What you have to do:
Type out the records that follow, exactly as given.

Input records:
===============

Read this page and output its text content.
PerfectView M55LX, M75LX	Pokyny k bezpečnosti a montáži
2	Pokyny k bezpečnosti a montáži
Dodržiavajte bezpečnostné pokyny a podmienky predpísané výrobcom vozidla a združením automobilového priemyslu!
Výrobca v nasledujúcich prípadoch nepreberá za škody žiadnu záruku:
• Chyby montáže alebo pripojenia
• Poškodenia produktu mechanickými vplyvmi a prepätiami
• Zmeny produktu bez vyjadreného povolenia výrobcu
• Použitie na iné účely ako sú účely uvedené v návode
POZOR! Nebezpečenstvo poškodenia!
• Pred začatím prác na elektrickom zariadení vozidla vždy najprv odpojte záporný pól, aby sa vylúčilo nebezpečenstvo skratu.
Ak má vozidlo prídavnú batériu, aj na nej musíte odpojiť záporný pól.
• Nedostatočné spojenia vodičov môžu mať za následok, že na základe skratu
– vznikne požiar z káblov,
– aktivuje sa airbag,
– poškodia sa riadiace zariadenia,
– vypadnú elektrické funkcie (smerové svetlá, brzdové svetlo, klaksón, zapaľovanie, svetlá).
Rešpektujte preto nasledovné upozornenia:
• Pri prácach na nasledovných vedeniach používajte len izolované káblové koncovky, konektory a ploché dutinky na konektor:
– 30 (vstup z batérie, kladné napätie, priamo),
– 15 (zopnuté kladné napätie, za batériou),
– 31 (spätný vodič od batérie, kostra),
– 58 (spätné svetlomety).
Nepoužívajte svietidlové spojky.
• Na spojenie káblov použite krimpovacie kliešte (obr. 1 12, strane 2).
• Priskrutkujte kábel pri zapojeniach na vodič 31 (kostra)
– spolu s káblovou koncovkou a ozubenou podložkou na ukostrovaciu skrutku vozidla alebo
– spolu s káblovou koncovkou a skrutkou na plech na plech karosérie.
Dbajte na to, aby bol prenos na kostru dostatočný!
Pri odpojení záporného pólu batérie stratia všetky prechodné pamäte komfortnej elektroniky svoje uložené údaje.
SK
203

===============

Answer to the task:
Read this page and output its text content.
PerfectView M55LX, M75LX	Pokyny k bezpečnosti a montáži
2	Pokyny k bezpečnosti a montáži
Dodržiavajte bezpečnostné pokyny a podmienky predpísané výrobcom vozidla a združením automobilového priemyslu!
Výrobca v nasledujúcich prípadoch nepreberá za škody žiadnu záruku:
• Chyby montáže alebo pripojenia
• Poškodenia produktu mechanickými vplyvmi a prepätiami
• Zmeny produktu bez vyjadreného povolenia výrobcu
• Použitie na iné účely ako sú účely uvedené v návode
POZOR! Nebezpečenstvo poškodenia!
• Pred začatím prác na elektrickom zariadení vozidla vždy najprv odpojte záporný pól, aby sa vylúčilo nebezpečenstvo skratu.
Ak má vozidlo prídavnú batériu, aj na nej musíte odpojiť záporný pól.
• Nedostatočné spojenia vodičov môžu mať za následok, že na základe skratu
– vznikne požiar z káblov,
– aktivuje sa airbag,
– poškodia sa riadiace zariadenia,
– vypadnú elektrické funkcie (smerové svetlá, brzdové svetlo, klaksón, zapaľovanie, svetlá).
Rešpektujte preto nasledovné upozornenia:
• Pri prácach na nasledovných vedeniach používajte len izolované káblové koncovky, konektory a ploché dutinky na konektor:
– 30 (vstup z batérie, kladné napätie, priamo),
– 15 (zopnuté kladné napätie, za batériou),
– 31 (spätný vodič od batérie, kostra),
– 58 (spätné svetlomety).
Nepoužívajte svietidlové spojky.
• Na spojenie káblov použite krimpovacie kliešte (obr. 1 12, strane 2).
• Priskrutkujte kábel pri zapojeniach na vodič 31 (kostra)
– spolu s káblovou koncovkou a ozubenou podložkou na ukostrovaciu skrutku vozidla alebo
– spolu s káblovou koncovkou a skrutkou na plech na plech karosérie.
Dbajte na to, aby bol prenos na kostru dostatočný!
Pri odpojení záporného pólu batérie stratia všetky prechodné pamäte komfortnej elektroniky svoje uložené údaje.
SK
203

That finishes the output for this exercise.